### Available data
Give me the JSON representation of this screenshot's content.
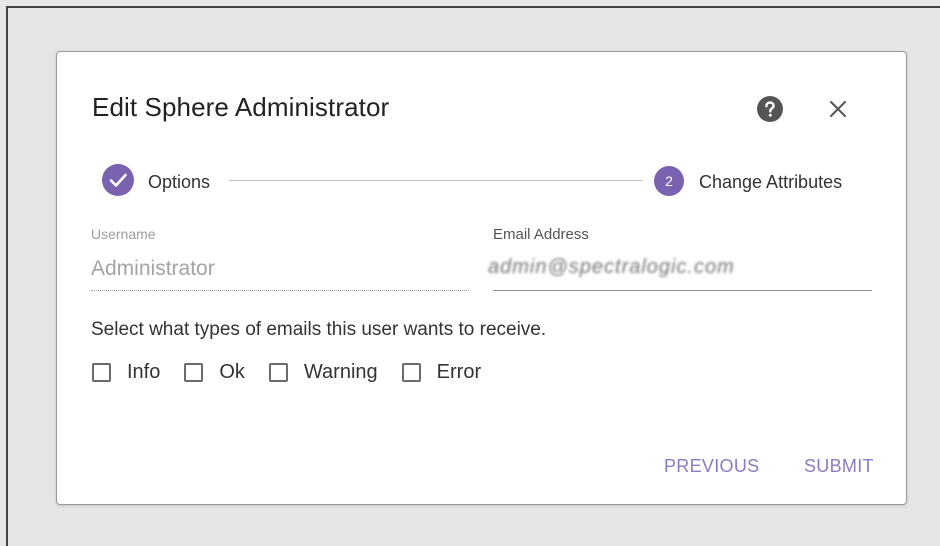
{
  "dialog": {
    "title": "Edit Sphere Administrator",
    "help_icon": "help-circle-icon",
    "close_icon": "close-icon"
  },
  "stepper": {
    "steps": [
      {
        "label": "Options",
        "state": "completed",
        "icon": "check-circle-icon"
      },
      {
        "label": "Change Attributes",
        "state": "active",
        "number": "2"
      }
    ]
  },
  "form": {
    "username": {
      "label": "Username",
      "value": "Administrator"
    },
    "email": {
      "label": "Email Address",
      "value": "admin@spectralogic.com"
    },
    "email_prefs_text": "Select what types of emails this user wants to receive.",
    "email_types": [
      {
        "label": "Info",
        "checked": false
      },
      {
        "label": "Ok",
        "checked": false
      },
      {
        "label": "Warning",
        "checked": false
      },
      {
        "label": "Error",
        "checked": false
      }
    ]
  },
  "actions": {
    "previous_label": "PREVIOUS",
    "submit_label": "SUBMIT"
  },
  "colors": {
    "accent": "#7b62b0",
    "button_text": "#8b7bc0",
    "backdrop": "#e6e6e6"
  }
}
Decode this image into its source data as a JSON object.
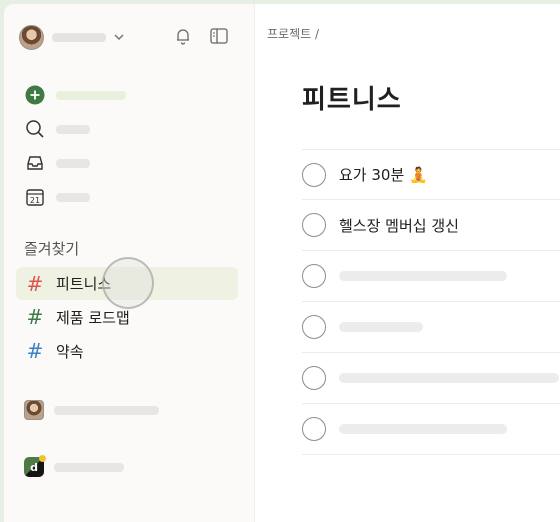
{
  "sidebar": {
    "favorites_title": "즐겨찾기",
    "favorites": [
      {
        "label": "피트니스",
        "hash_color": "#e0534a",
        "active": true
      },
      {
        "label": "제품 로드맵",
        "hash_color": "#3f7a45",
        "active": false
      },
      {
        "label": "약속",
        "hash_color": "#3b82c4",
        "active": false
      }
    ],
    "nav_icons": [
      "add-task-icon",
      "search-icon",
      "inbox-icon",
      "calendar-today-icon"
    ],
    "calendar_day": "21",
    "team_badge_letter": "d"
  },
  "main": {
    "breadcrumb": "프로젝트 /",
    "title": "피트니스",
    "tasks": [
      {
        "text": "요가 30분 🧘"
      },
      {
        "text": "헬스장 멤버십 갱신"
      }
    ]
  },
  "colors": {
    "accent_green": "#3f7a45",
    "sidebar_bg": "#fbfaf8",
    "active_bg": "#eff2e3"
  }
}
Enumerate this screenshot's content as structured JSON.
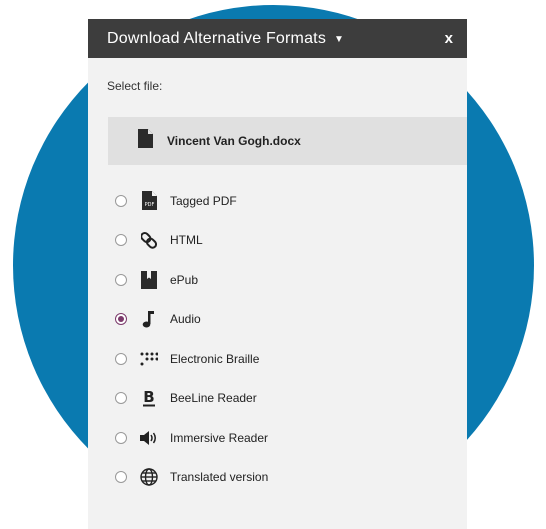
{
  "header": {
    "title": "Download Alternative Formats",
    "close_label": "x"
  },
  "select_label": "Select file:",
  "file": {
    "name": "Vincent Van Gogh.docx",
    "icon": "document-icon"
  },
  "options": [
    {
      "label": "Tagged PDF",
      "icon": "pdf-icon",
      "checked": false
    },
    {
      "label": "HTML",
      "icon": "link-icon",
      "checked": false
    },
    {
      "label": "ePub",
      "icon": "book-icon",
      "checked": false
    },
    {
      "label": "Audio",
      "icon": "music-note-icon",
      "checked": true
    },
    {
      "label": "Electronic Braille",
      "icon": "braille-icon",
      "checked": false
    },
    {
      "label": "BeeLine Reader",
      "icon": "beeline-icon",
      "checked": false
    },
    {
      "label": "Immersive Reader",
      "icon": "speaker-icon",
      "checked": false
    },
    {
      "label": "Translated version",
      "icon": "globe-icon",
      "checked": false
    }
  ],
  "colors": {
    "background_circle": "#0a7ab0",
    "header": "#3d3d3d",
    "panel": "#f2f2f2",
    "radio_selected": "#7b3a6b"
  }
}
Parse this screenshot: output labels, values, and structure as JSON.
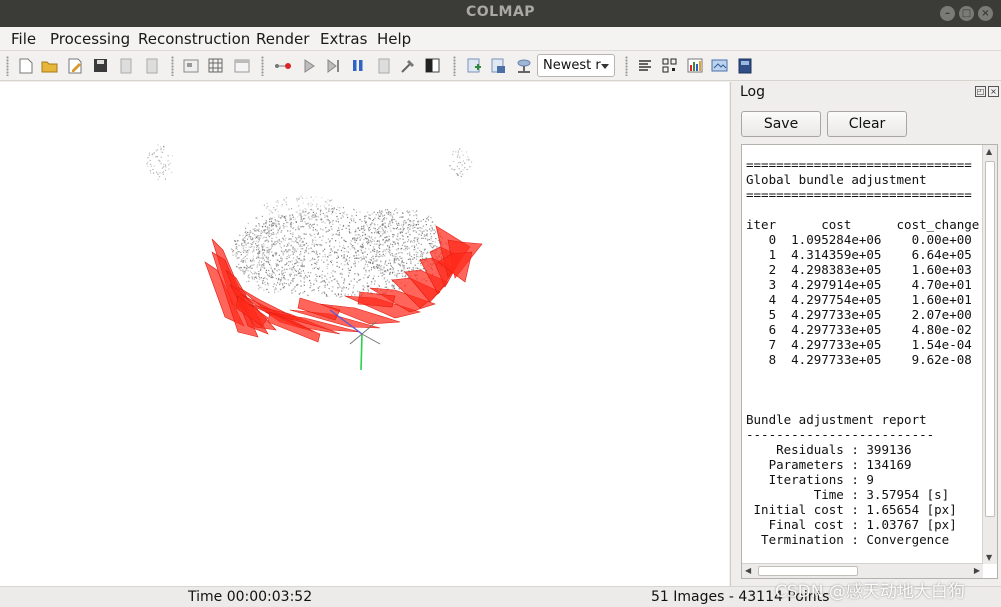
{
  "window": {
    "title": "COLMAP"
  },
  "menu": [
    "File",
    "Processing",
    "Reconstruction",
    "Render",
    "Extras",
    "Help"
  ],
  "toolbar": {
    "icons": [
      "new-project-icon",
      "open-project-icon",
      "edit-project-icon",
      "save-project-icon",
      "import-icon",
      "export-icon",
      "feature-extraction-icon",
      "feature-matching-icon",
      "database-icon",
      "automatic-reconstruction-icon",
      "start-reconstruction-icon",
      "step-reconstruction-icon",
      "pause-reconstruction-icon",
      "reset-icon",
      "bundle-adjustment-icon",
      "dense-reconstruction-icon",
      "render-options-icon",
      "reconstruction-stats-icon",
      "match-matrix-icon",
      "log-icon",
      "grab-image-icon",
      "grab-movie-icon"
    ],
    "model_select": "Newest r"
  },
  "log_panel": {
    "title": "Log",
    "save_label": "Save",
    "clear_label": "Clear",
    "lines": [
      "==============================",
      "Global bundle adjustment",
      "==============================",
      "",
      "iter      cost      cost_change",
      "   0  1.095284e+06    0.00e+00",
      "   1  4.314359e+05    6.64e+05",
      "   2  4.298383e+05    1.60e+03",
      "   3  4.297914e+05    4.70e+01",
      "   4  4.297754e+05    1.60e+01",
      "   5  4.297733e+05    2.07e+00",
      "   6  4.297733e+05    4.80e-02",
      "   7  4.297733e+05    1.54e-04",
      "   8  4.297733e+05    9.62e-08",
      "",
      "",
      "",
      "Bundle adjustment report",
      "-------------------------",
      "    Residuals : 399136",
      "   Parameters : 134169",
      "   Iterations : 9",
      "         Time : 3.57954 [s]",
      " Initial cost : 1.65654 [px]",
      "   Final cost : 1.03767 [px]",
      "  Termination : Convergence"
    ]
  },
  "status": {
    "time": "Time 00:00:03:52",
    "counts": "51 Images - 43114 Points"
  },
  "watermark": "CSDN @感天动地大白狗",
  "colors": {
    "camera_frustum": "#ff2a1a",
    "point_cloud": "#8a8a8a",
    "title_bar": "#3b3b38"
  }
}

### Brief
The pictures should not be reproduced; quote all of the other material exactly.

### Complete answer
Give me the JSON representation of this screenshot's content.
{
  "dialog": {
    "title": "Edit Sphere Administrator",
    "help_icon": "help-circle-icon",
    "close_icon": "close-icon"
  },
  "stepper": {
    "steps": [
      {
        "label": "Options",
        "state": "completed",
        "icon": "check-circle-icon"
      },
      {
        "label": "Change Attributes",
        "state": "active",
        "number": "2"
      }
    ]
  },
  "form": {
    "username": {
      "label": "Username",
      "value": "Administrator"
    },
    "email": {
      "label": "Email Address",
      "value": "admin@spectralogic.com"
    },
    "email_prefs_text": "Select what types of emails this user wants to receive.",
    "email_types": [
      {
        "label": "Info",
        "checked": false
      },
      {
        "label": "Ok",
        "checked": false
      },
      {
        "label": "Warning",
        "checked": false
      },
      {
        "label": "Error",
        "checked": false
      }
    ]
  },
  "actions": {
    "previous_label": "PREVIOUS",
    "submit_label": "SUBMIT"
  },
  "colors": {
    "accent": "#7b62b0",
    "button_text": "#8b7bc0",
    "backdrop": "#e6e6e6"
  }
}
Decode this image into its source data as a JSON object.
{
  "sidebar": {
    "favorites_title": "즐겨찾기",
    "favorites": [
      {
        "label": "피트니스",
        "hash_color": "#e0534a",
        "active": true
      },
      {
        "label": "제품 로드맵",
        "hash_color": "#3f7a45",
        "active": false
      },
      {
        "label": "약속",
        "hash_color": "#3b82c4",
        "active": false
      }
    ],
    "nav_icons": [
      "add-task-icon",
      "search-icon",
      "inbox-icon",
      "calendar-today-icon"
    ],
    "calendar_day": "21",
    "team_badge_letter": "d"
  },
  "main": {
    "breadcrumb": "프로젝트 /",
    "title": "피트니스",
    "tasks": [
      {
        "text": "요가 30분 🧘"
      },
      {
        "text": "헬스장 멤버십 갱신"
      }
    ]
  },
  "colors": {
    "accent_green": "#3f7a45",
    "sidebar_bg": "#fbfaf8",
    "active_bg": "#eff2e3"
  }
}
Enumerate this screenshot's content as structured JSON.
{
  "header": {
    "title": "Download Alternative Formats",
    "close_label": "x"
  },
  "select_label": "Select file:",
  "file": {
    "name": "Vincent Van Gogh.docx",
    "icon": "document-icon"
  },
  "options": [
    {
      "label": "Tagged PDF",
      "icon": "pdf-icon",
      "checked": false
    },
    {
      "label": "HTML",
      "icon": "link-icon",
      "checked": false
    },
    {
      "label": "ePub",
      "icon": "book-icon",
      "checked": false
    },
    {
      "label": "Audio",
      "icon": "music-note-icon",
      "checked": true
    },
    {
      "label": "Electronic Braille",
      "icon": "braille-icon",
      "checked": false
    },
    {
      "label": "BeeLine Reader",
      "icon": "beeline-icon",
      "checked": false
    },
    {
      "label": "Immersive Reader",
      "icon": "speaker-icon",
      "checked": false
    },
    {
      "label": "Translated version",
      "icon": "globe-icon",
      "checked": false
    }
  ],
  "colors": {
    "background_circle": "#0a7ab0",
    "header": "#3d3d3d",
    "panel": "#f2f2f2",
    "radio_selected": "#7b3a6b"
  }
}
Parse this screenshot: output labels, values, and structure as JSON.
{
  "window": {
    "title": "COLMAP"
  },
  "menu": [
    "File",
    "Processing",
    "Reconstruction",
    "Render",
    "Extras",
    "Help"
  ],
  "toolbar": {
    "icons": [
      "new-project-icon",
      "open-project-icon",
      "edit-project-icon",
      "save-project-icon",
      "import-icon",
      "export-icon",
      "feature-extraction-icon",
      "feature-matching-icon",
      "database-icon",
      "automatic-reconstruction-icon",
      "start-reconstruction-icon",
      "step-reconstruction-icon",
      "pause-reconstruction-icon",
      "reset-icon",
      "bundle-adjustment-icon",
      "dense-reconstruction-icon",
      "render-options-icon",
      "reconstruction-stats-icon",
      "match-matrix-icon",
      "log-icon",
      "grab-image-icon",
      "grab-movie-icon"
    ],
    "model_select": "Newest r"
  },
  "log_panel": {
    "title": "Log",
    "save_label": "Save",
    "clear_label": "Clear",
    "lines": [
      "==============================",
      "Global bundle adjustment",
      "==============================",
      "",
      "iter      cost      cost_change",
      "   0  1.095284e+06    0.00e+00",
      "   1  4.314359e+05    6.64e+05",
      "   2  4.298383e+05    1.60e+03",
      "   3  4.297914e+05    4.70e+01",
      "   4  4.297754e+05    1.60e+01",
      "   5  4.297733e+05    2.07e+00",
      "   6  4.297733e+05    4.80e-02",
      "   7  4.297733e+05    1.54e-04",
      "   8  4.297733e+05    9.62e-08",
      "",
      "",
      "",
      "Bundle adjustment report",
      "-------------------------",
      "    Residuals : 399136",
      "   Parameters : 134169",
      "   Iterations : 9",
      "         Time : 3.57954 [s]",
      " Initial cost : 1.65654 [px]",
      "   Final cost : 1.03767 [px]",
      "  Termination : Convergence"
    ]
  },
  "status": {
    "time": "Time 00:00:03:52",
    "counts": "51 Images - 43114 Points"
  },
  "watermark": "CSDN @感天动地大白狗",
  "colors": {
    "camera_frustum": "#ff2a1a",
    "point_cloud": "#8a8a8a",
    "title_bar": "#3b3b38"
  }
}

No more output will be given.